* _PROVIDED PASSAGE_:
************
On Checking the Time and Climbing Mountains
The Rev. Dr. Terry Hidichuk

 

 

It was a day like most days,
that summer when I went running.
I left my home in sunny South St. Vital where all the houses are made of ticky tacky and they look all the same and all of our children are above average.

 

As I came to the corner, I saw a man walking in the opposite direction.
He was dressed differently than those of us in the neighbourhood.
Shabbily.
Old orange sweat pants.
Green Jacket that didn’t match.
His hair was long, tied in a ponytail.
He looked out place.
He was Indigenous.

 

I checked my watch.
I wanted to know what time I saw him, in case there was trouble in paradise while I was gone.

 

Oh, I can tell that story and easily interpret the act of checking my watch
As protecting my neighbourhood.
As being observsent
Even being a good citizen.

 

But that would be shading a certain kind of truth.
The act of checking my watch.
Was involuntary.
I did it without thinking.
At least not at any conscious level.
Later that evening as I reflected on the day, I thought about checking the watch and re-confirmed a dark corner where I live and breathe.
I checked my watch, because he was First Nations and there are no First Nations in sunny South St. Vital where all the houses are made of ticky tacky and they all look just the same and all of our children are above average.
I checked my watch because the man was out place and I was afraid he might damage my property.
I did it because at some deep unconsious place where the ghoulies and ghosties jump around,
I am afraid of those who are different.
At some place, just below the surface of my Canadian politeness, I am colonizer or in bed with the colonizer’s.
And that is where my racism begins and that it is the place from which I looked at my watch and took note of the time.
It was 8 minutes past four in the afternoon.

 

It was racism…especially if racism is about one human being judging another human not because of what they do but because the their ethnic origin, or class or religion.

 

But Christians call it something else
We call it sin.

 

A colleague of mine was fond of saying that we often think of sin as something as trivial as eating too much chocolate or reading dirty books.
Sin is more than that.
************
* _WORK TO COMPLETE_:
1 > Quote the passage from the reflection on checking the time, starting at "The act of checking my watch." and ending at "just the same and all of our children are above average.".
2 > Convert the lines in the records, starting at the line containing "column-header-label: Aksi [2270,479,2334,510]" and ending at the line containing "sidebar-item-label: Kapal [141,1264,217,1296]", into a Markdown table with the columns Row and Line. Skip any blank lines.
The reflection above and the records that come next are unrelated material.

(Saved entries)
************
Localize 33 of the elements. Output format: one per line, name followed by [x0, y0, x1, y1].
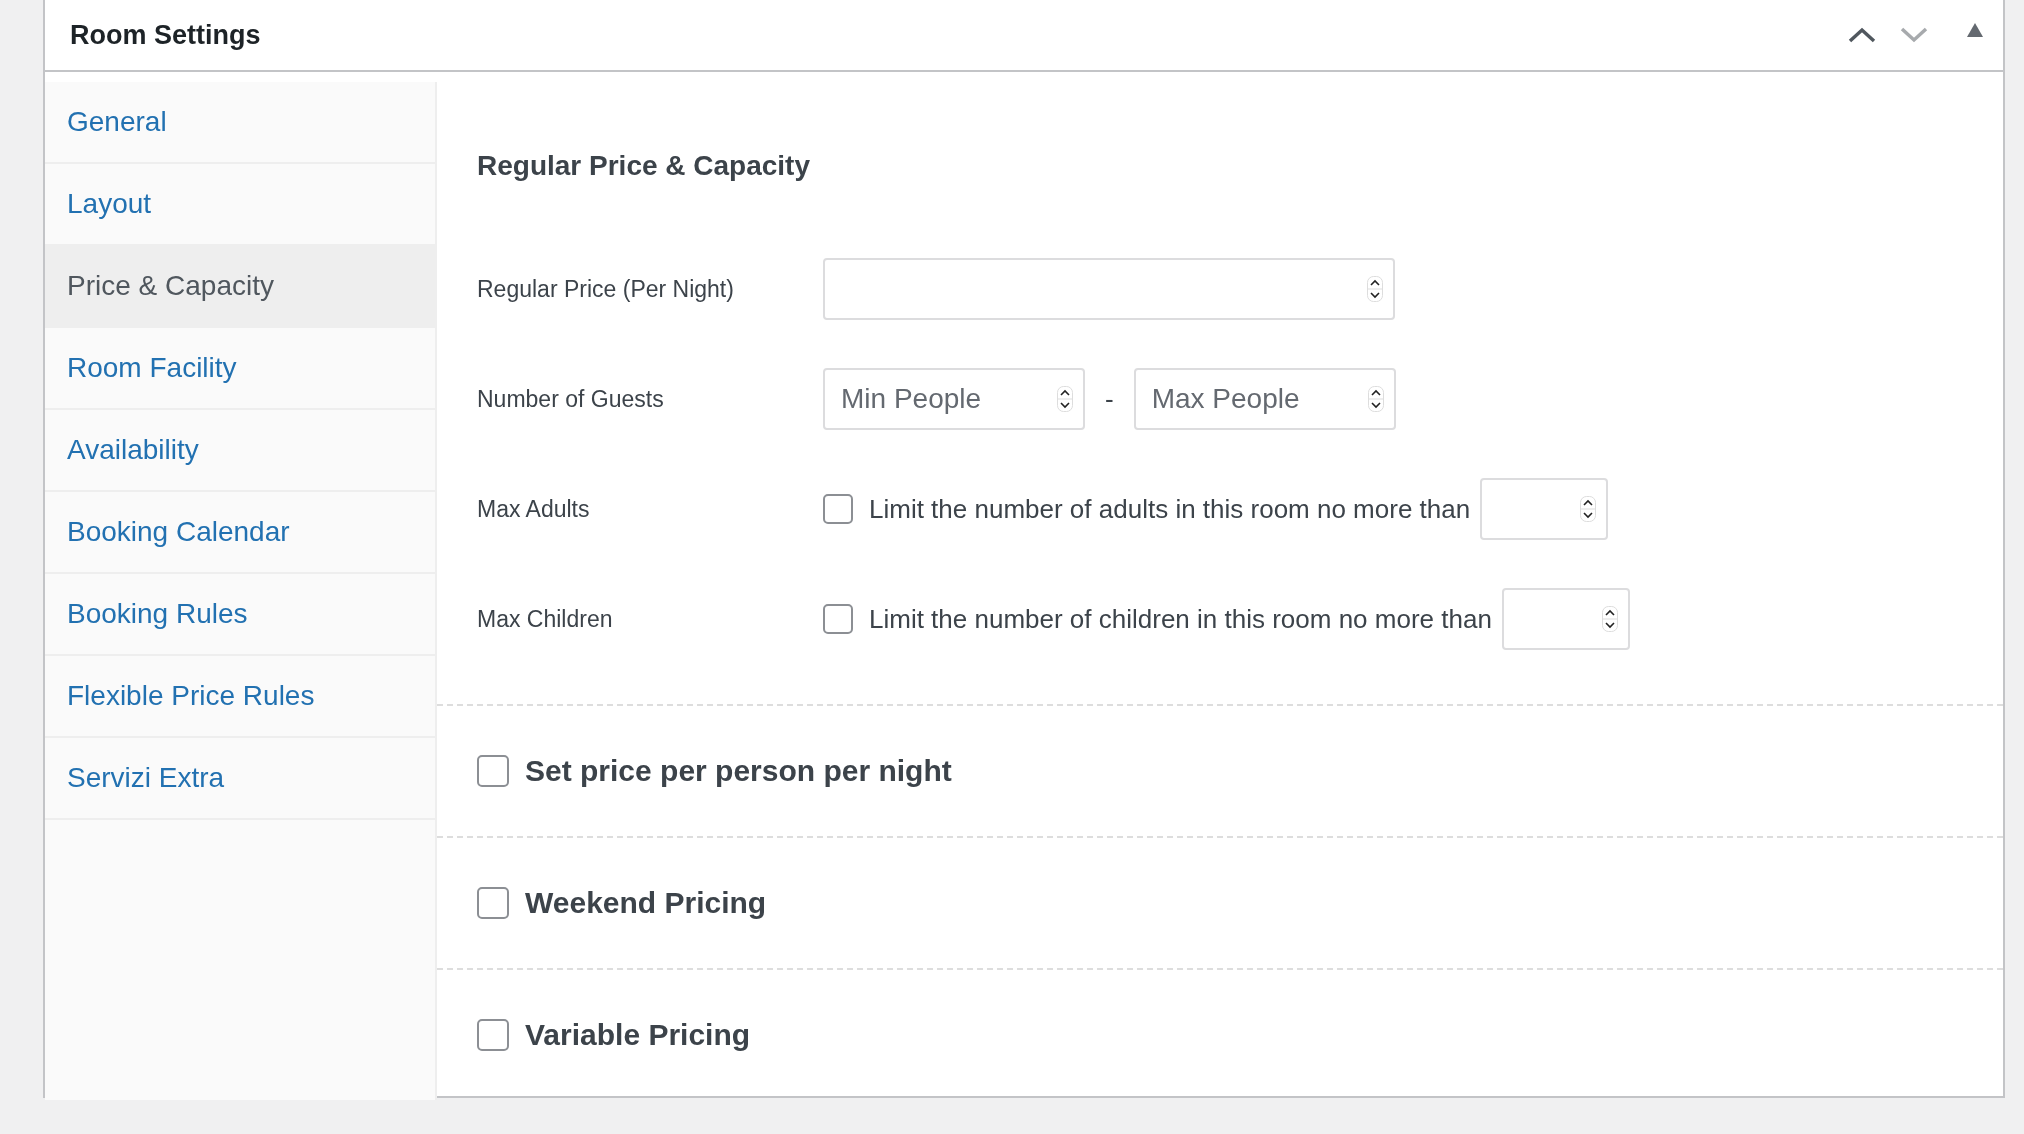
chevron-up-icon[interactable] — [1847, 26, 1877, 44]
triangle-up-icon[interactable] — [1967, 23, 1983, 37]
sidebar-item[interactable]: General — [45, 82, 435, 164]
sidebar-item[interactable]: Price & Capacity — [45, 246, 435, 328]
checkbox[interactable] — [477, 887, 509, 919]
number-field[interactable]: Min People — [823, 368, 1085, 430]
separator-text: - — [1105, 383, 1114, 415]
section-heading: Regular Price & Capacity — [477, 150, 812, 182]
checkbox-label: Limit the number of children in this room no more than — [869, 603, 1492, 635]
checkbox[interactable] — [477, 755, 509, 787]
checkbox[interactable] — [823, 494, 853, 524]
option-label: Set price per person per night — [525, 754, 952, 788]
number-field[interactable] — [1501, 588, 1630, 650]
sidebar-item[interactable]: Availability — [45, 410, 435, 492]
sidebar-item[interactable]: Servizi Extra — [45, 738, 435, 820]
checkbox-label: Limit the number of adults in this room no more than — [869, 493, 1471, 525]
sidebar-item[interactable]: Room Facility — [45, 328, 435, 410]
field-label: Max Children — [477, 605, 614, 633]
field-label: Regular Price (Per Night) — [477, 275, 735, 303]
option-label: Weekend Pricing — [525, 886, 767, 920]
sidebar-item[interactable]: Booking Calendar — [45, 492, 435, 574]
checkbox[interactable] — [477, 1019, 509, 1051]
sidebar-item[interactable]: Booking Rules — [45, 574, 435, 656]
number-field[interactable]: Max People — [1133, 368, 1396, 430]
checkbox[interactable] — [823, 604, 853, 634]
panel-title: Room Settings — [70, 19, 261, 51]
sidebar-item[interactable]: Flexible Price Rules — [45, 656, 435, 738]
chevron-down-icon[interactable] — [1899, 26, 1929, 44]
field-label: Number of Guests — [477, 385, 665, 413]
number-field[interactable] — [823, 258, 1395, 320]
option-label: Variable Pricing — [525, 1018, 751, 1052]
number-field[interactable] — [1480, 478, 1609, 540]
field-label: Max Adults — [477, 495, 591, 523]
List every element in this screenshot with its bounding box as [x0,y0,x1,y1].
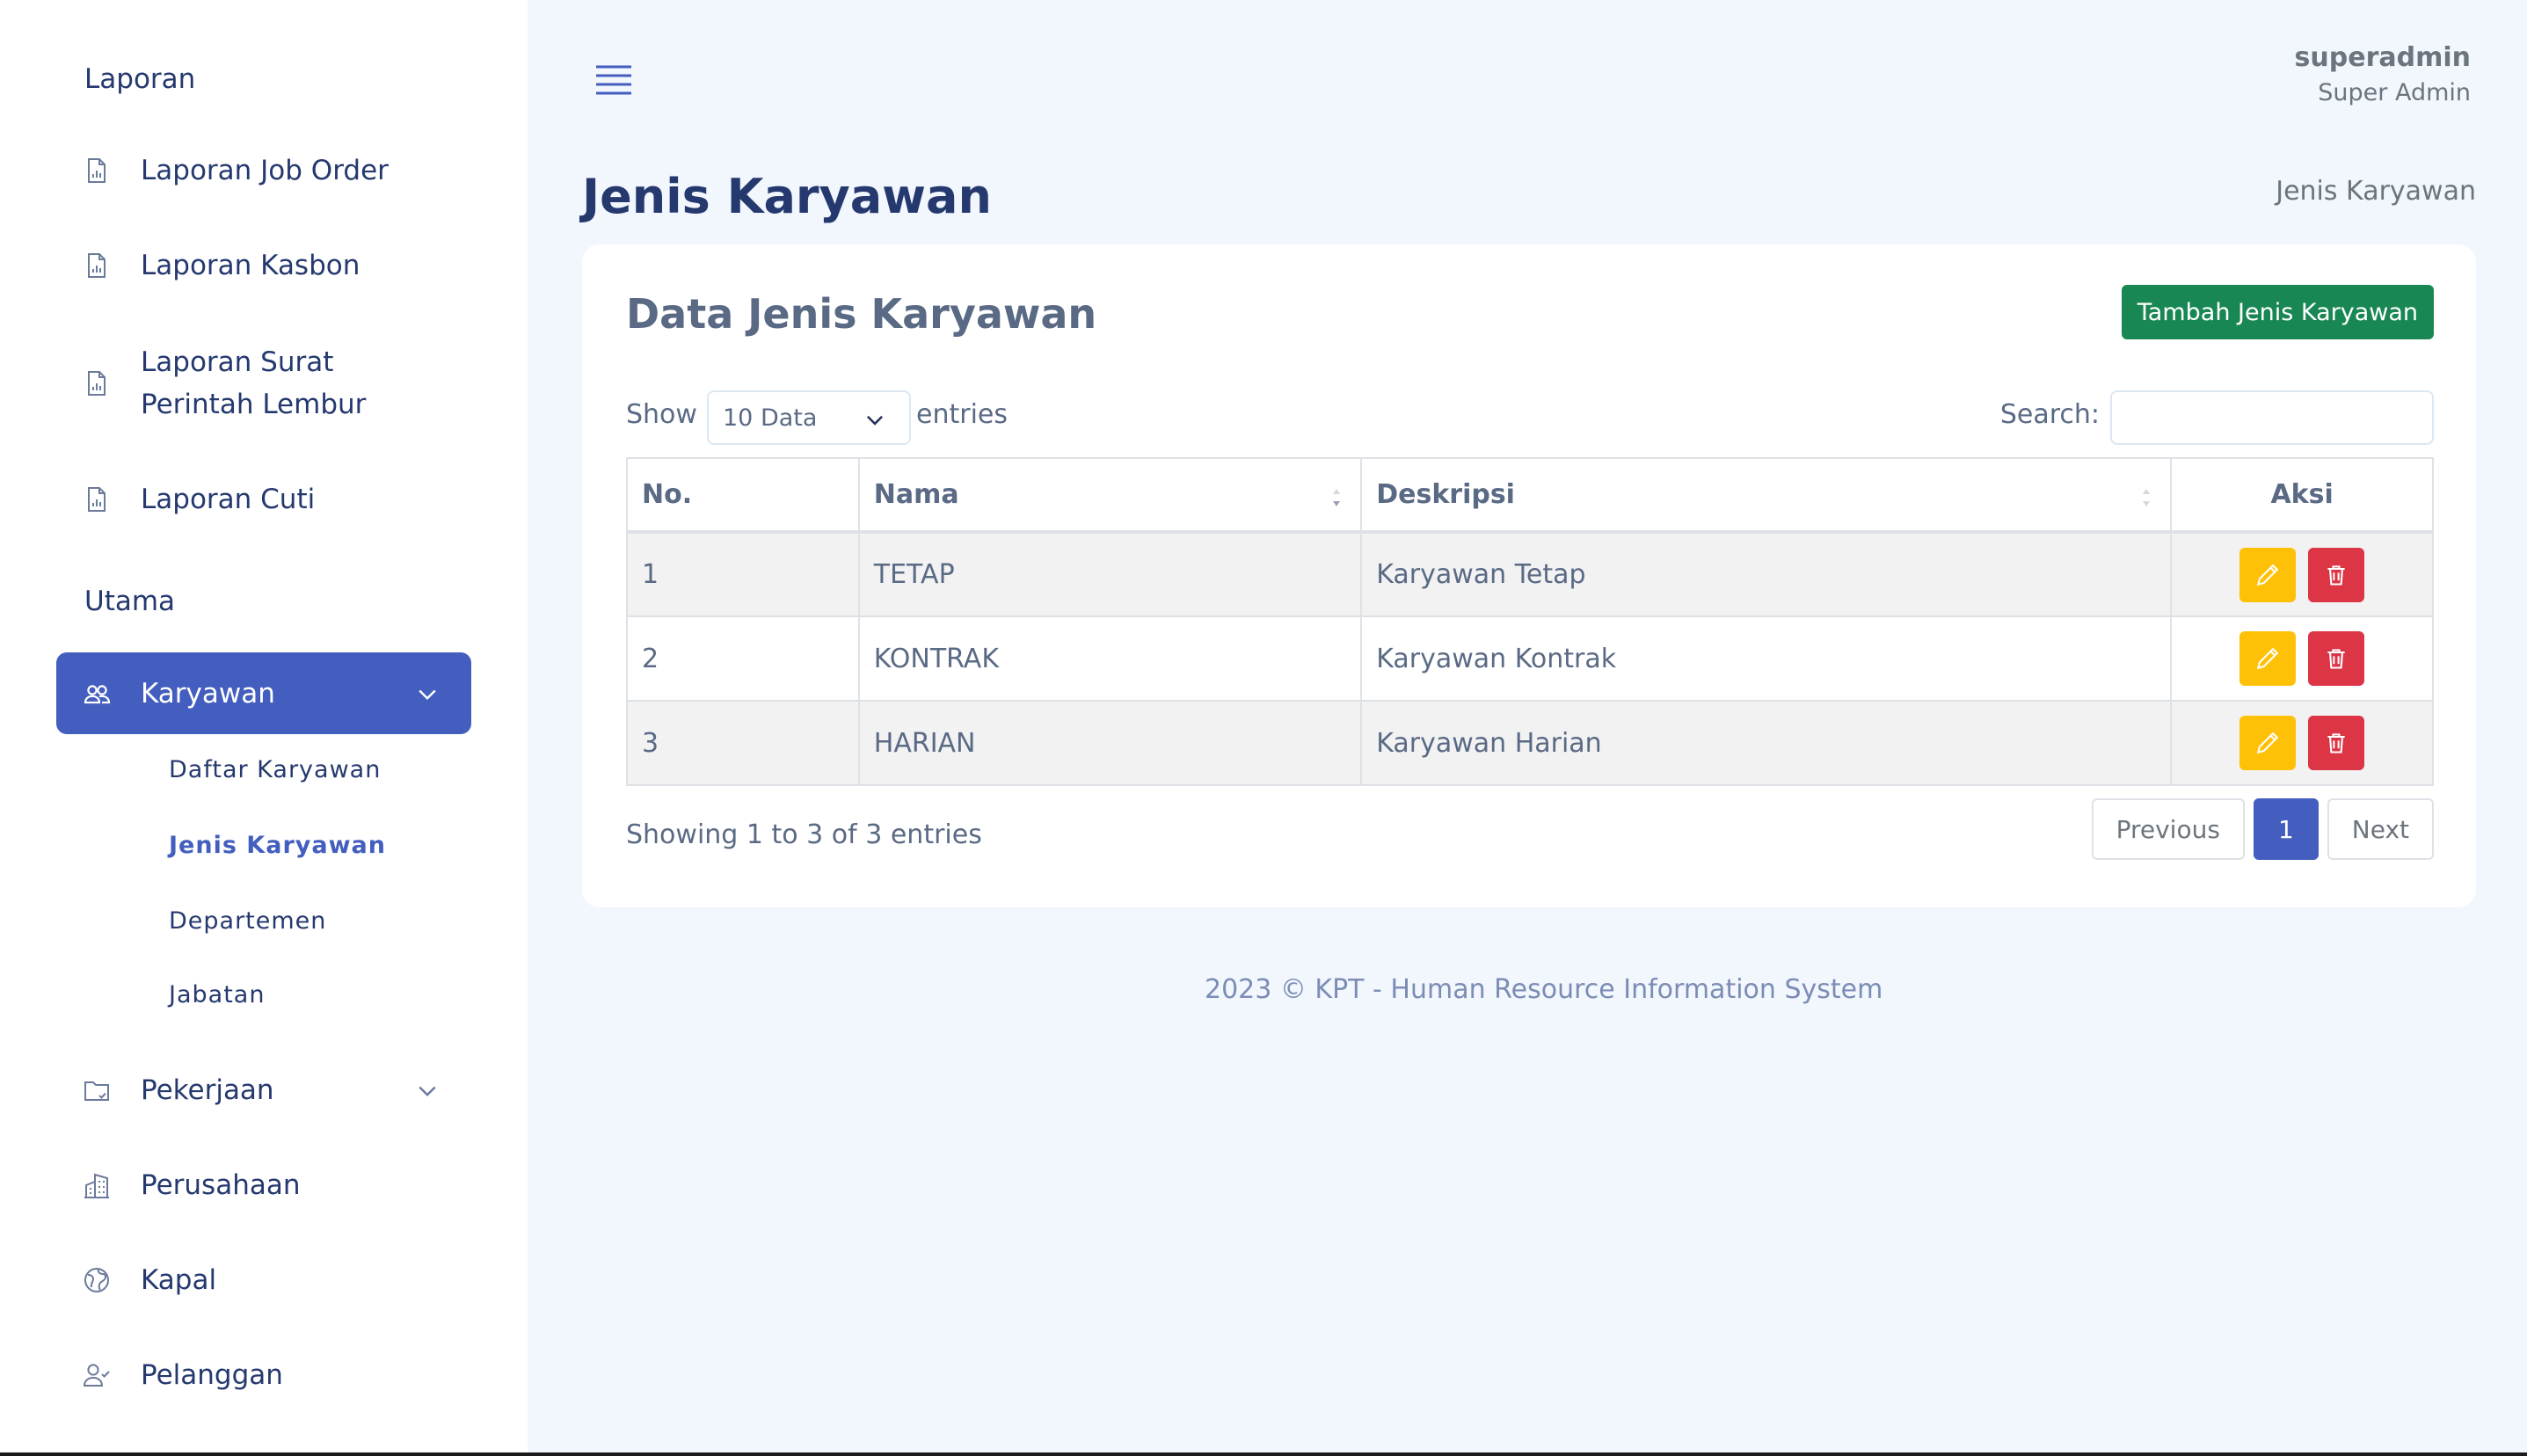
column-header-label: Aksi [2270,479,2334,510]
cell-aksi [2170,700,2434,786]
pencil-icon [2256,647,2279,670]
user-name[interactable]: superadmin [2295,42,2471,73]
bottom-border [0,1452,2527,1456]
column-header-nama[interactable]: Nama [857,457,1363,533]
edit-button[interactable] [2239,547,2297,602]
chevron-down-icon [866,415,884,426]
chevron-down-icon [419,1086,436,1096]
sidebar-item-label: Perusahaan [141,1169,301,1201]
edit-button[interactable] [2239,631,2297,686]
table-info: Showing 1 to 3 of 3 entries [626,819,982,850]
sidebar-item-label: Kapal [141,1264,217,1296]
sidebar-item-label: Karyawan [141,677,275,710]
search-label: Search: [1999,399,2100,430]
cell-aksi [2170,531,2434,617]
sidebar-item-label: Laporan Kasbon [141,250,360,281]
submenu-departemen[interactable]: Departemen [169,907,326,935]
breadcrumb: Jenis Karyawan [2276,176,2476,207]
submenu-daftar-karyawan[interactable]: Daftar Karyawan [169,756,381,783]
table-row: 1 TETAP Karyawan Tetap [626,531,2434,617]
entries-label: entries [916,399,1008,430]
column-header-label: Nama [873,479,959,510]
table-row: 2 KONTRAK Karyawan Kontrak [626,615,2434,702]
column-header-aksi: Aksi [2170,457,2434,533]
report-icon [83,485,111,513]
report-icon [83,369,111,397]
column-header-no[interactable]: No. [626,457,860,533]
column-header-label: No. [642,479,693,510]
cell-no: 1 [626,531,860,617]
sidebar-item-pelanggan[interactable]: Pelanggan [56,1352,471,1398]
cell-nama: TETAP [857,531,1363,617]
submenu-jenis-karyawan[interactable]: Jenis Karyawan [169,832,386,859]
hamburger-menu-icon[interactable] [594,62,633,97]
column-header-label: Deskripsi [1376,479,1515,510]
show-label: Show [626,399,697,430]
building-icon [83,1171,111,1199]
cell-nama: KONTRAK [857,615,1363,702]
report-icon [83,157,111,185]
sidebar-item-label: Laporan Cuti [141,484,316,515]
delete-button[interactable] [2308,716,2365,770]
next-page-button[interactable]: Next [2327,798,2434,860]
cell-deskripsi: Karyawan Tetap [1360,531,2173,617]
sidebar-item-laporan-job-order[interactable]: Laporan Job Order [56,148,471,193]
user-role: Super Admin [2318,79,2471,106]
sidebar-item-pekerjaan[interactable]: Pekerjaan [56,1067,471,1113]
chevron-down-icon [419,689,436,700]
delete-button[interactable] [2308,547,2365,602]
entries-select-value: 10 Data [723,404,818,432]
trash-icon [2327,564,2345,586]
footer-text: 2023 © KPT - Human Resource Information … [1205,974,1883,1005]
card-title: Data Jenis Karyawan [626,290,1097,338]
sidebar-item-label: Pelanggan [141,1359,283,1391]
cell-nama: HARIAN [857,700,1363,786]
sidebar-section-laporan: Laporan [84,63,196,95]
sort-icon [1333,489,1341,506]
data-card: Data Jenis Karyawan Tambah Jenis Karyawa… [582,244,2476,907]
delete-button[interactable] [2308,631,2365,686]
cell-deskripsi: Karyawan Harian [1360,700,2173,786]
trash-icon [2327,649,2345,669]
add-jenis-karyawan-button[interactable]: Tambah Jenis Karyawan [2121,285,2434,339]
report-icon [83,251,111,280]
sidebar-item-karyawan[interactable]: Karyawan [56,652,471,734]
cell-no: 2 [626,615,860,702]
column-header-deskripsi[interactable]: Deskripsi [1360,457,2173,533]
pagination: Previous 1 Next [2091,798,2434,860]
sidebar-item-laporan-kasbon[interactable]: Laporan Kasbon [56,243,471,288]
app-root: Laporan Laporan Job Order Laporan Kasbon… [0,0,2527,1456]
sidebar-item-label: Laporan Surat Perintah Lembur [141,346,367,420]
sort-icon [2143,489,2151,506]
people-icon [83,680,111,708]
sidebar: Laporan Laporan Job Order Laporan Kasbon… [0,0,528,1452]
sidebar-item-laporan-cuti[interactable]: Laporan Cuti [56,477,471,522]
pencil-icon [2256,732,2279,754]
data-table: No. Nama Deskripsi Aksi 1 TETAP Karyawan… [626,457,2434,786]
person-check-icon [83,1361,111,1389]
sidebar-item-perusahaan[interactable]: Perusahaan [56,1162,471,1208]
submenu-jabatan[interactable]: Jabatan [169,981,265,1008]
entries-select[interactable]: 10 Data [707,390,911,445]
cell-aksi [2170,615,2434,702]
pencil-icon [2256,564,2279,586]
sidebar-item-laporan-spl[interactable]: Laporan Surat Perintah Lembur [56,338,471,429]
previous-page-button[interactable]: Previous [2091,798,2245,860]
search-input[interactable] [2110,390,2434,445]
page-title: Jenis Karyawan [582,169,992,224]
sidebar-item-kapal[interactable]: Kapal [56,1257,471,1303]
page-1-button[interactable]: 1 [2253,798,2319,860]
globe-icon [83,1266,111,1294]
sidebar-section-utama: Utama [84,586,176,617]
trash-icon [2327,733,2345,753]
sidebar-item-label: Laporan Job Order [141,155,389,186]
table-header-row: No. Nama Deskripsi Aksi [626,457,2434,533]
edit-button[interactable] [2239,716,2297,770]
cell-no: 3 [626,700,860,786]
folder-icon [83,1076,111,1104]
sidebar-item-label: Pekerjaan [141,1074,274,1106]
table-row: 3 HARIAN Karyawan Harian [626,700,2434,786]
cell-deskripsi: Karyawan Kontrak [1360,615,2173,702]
************
* _THE RESPONSES_:
1 >
The act of checking my watch.
Was involuntary.
I did it without thinking.
At least not at any conscious level.
Later that evening as I reflected on the day, I thought about checking the watch and re-confirmed a dark corner where I live and breathe.
I checked my watch, because he was First Nations and there are no First Nations in sunny South St. Vital where all the houses are made of ticky tacky and they all look just the same and all of our children are above average.

2 >
| Row | Line |
|---|---|
| 1 | column-header-label: Aksi [2270,479,2334,510] |
| 2 | cell-aksi [2170,700,2434,786] |
| 3 | pencil-icon [2256,647,2279,670] |
| 4 | user-name[interactable]: superadmin [2295,42,2471,73] |
| 5 | bottom-border [0,1452,2527,1456] |
| 6 | column-header-nama[interactable]: Nama [857,457,1363,533] |
| 7 | edit-button[interactable] [2239,547,2297,602] |
| 8 | chevron-down-icon [866,415,884,426] |
| 9 | chevron-down-icon [419,1086,436,1096] |
| 10 | sidebar-item-label: Perusahaan [141,1169,301,1201] |
| 11 | edit-button[interactable] [2239,631,2297,686] |
| 12 | table-info: Showing 1 to 3 of 3 entries [626,819,982,850] |
| 13 | sidebar-item-label: Kapal [141,1264,217,1296] |